◆ What this task involves: Reproduce every line of the items below with no changes at all.

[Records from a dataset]
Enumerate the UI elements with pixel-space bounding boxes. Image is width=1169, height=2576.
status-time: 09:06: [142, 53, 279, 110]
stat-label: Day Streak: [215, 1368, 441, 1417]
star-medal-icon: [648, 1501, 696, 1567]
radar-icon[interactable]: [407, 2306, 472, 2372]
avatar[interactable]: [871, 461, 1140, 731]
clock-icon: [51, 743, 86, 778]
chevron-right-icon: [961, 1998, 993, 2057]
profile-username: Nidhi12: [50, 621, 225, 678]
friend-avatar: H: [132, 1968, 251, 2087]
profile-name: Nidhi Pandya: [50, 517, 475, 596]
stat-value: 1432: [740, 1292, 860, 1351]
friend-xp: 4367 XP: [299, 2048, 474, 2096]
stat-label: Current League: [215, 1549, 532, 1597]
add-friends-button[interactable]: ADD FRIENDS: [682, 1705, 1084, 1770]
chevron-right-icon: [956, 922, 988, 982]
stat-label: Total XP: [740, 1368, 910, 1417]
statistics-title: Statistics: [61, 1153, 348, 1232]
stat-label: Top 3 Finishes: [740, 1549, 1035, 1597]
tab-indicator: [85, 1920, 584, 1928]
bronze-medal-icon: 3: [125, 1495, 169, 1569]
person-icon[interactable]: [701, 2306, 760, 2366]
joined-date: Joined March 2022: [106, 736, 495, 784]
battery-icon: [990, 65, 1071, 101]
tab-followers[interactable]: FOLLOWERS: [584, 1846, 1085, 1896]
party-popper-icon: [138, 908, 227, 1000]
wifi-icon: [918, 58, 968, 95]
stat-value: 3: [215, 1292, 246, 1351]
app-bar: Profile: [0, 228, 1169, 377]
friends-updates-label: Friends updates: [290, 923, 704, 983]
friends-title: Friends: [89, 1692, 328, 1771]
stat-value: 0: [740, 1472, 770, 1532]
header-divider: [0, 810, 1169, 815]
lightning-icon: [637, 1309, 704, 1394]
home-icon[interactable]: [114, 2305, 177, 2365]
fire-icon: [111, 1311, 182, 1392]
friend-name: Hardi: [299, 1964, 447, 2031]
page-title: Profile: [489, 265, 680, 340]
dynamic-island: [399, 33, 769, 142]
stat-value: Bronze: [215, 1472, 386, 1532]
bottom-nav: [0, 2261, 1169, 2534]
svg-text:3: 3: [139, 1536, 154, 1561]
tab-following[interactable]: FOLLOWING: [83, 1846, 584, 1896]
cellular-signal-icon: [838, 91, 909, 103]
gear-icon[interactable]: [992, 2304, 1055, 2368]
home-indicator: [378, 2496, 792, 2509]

◆ Reply:
Enumerate the UI elements with pixel-space bounding boxes. Image is width=1169, height=2576.
status-time: 09:06: [142, 53, 279, 110]
stat-label: Day Streak: [215, 1368, 441, 1417]
star-medal-icon: [648, 1501, 696, 1567]
radar-icon[interactable]: [407, 2306, 472, 2372]
avatar[interactable]: [871, 461, 1140, 731]
clock-icon: [51, 743, 86, 778]
chevron-right-icon: [961, 1998, 993, 2057]
profile-username: Nidhi12: [50, 621, 225, 678]
friend-avatar: H: [132, 1968, 251, 2087]
profile-name: Nidhi Pandya: [50, 517, 475, 596]
stat-value: 1432: [740, 1292, 860, 1351]
friend-xp: 4367 XP: [299, 2048, 474, 2096]
stat-label: Current League: [215, 1549, 532, 1597]
add-friends-button[interactable]: ADD FRIENDS: [682, 1705, 1084, 1770]
chevron-right-icon: [956, 922, 988, 982]
stat-label: Total XP: [740, 1368, 910, 1417]
statistics-title: Statistics: [61, 1153, 348, 1232]
stat-label: Top 3 Finishes: [740, 1549, 1035, 1597]
tab-indicator: [85, 1920, 584, 1928]
bronze-medal-icon: 3: [125, 1495, 169, 1569]
person-icon[interactable]: [701, 2306, 760, 2366]
joined-date: Joined March 2022: [106, 736, 495, 784]
battery-icon: [990, 65, 1071, 101]
tab-followers[interactable]: FOLLOWERS: [584, 1846, 1085, 1896]
party-popper-icon: [138, 908, 227, 1000]
wifi-icon: [918, 58, 968, 95]
stat-value: 3: [215, 1292, 246, 1351]
app-bar: Profile: [0, 228, 1169, 377]
friends-updates-label: Friends updates: [290, 923, 704, 983]
friends-title: Friends: [89, 1692, 328, 1771]
stat-value: 0: [740, 1472, 770, 1532]
header-divider: [0, 810, 1169, 815]
lightning-icon: [637, 1309, 704, 1394]
home-icon[interactable]: [114, 2305, 177, 2365]
fire-icon: [111, 1311, 182, 1392]
friend-name: Hardi: [299, 1964, 447, 2031]
page-title: Profile: [489, 265, 680, 340]
dynamic-island: [399, 33, 769, 142]
stat-value: Bronze: [215, 1472, 386, 1532]
bottom-nav: [0, 2261, 1169, 2534]
svg-text:3: 3: [139, 1536, 154, 1561]
tab-following[interactable]: FOLLOWING: [83, 1846, 584, 1896]
cellular-signal-icon: [838, 91, 909, 103]
gear-icon[interactable]: [992, 2304, 1055, 2368]
home-indicator: [378, 2496, 792, 2509]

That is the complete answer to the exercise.